**Material for this exercise:**

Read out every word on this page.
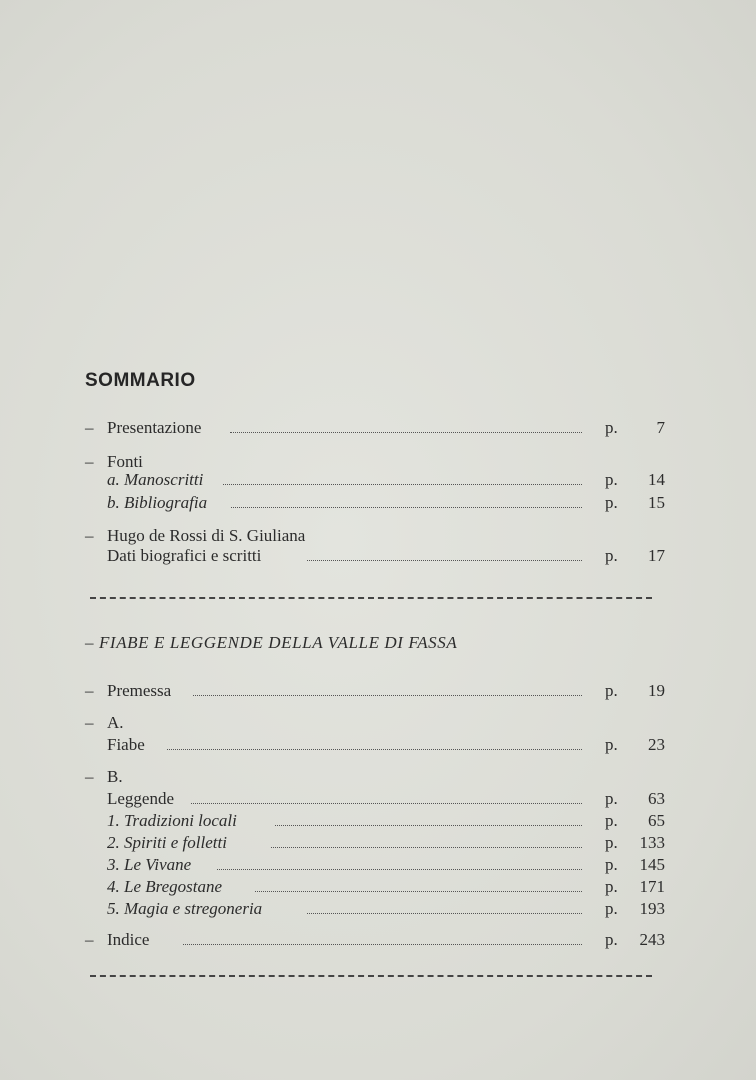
SOMMARIO
– Presentazione	p. 7
– Fonti
a. Manoscritti	p. 14
b. Bibliografia	p. 15
– Hugo de Rossi di S. Giuliana
Dati biografici e scritti	p. 17
– FIABE E LEGGENDE DELLA VALLE DI FASSA
– Premessa	p. 19
– A.
Fiabe	p. 23
– B.
Leggende	p. 63
1. Tradizioni locali	p. 65
2. Spiriti e folletti	p. 133
3. Le Vivane	p. 145
4. Le Bregostane	p. 171
5. Magia e stregoneria	p. 193
– Indice	p. 243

**What the task requires:** Every entry must be transcribed exactly. Pictures do not belong in the copy.

**Task result:**
Read out every word on this page.
SOMMARIO
– Presentazione	p. 7
– Fonti
a. Manoscritti	p. 14
b. Bibliografia	p. 15
– Hugo de Rossi di S. Giuliana
Dati biografici e scritti	p. 17
– FIABE E LEGGENDE DELLA VALLE DI FASSA
– Premessa	p. 19
– A.
Fiabe	p. 23
– B.
Leggende	p. 63
1. Tradizioni locali	p. 65
2. Spiriti e folletti	p. 133
3. Le Vivane	p. 145
4. Le Bregostane	p. 171
5. Magia e stregoneria	p. 193
– Indice	p. 243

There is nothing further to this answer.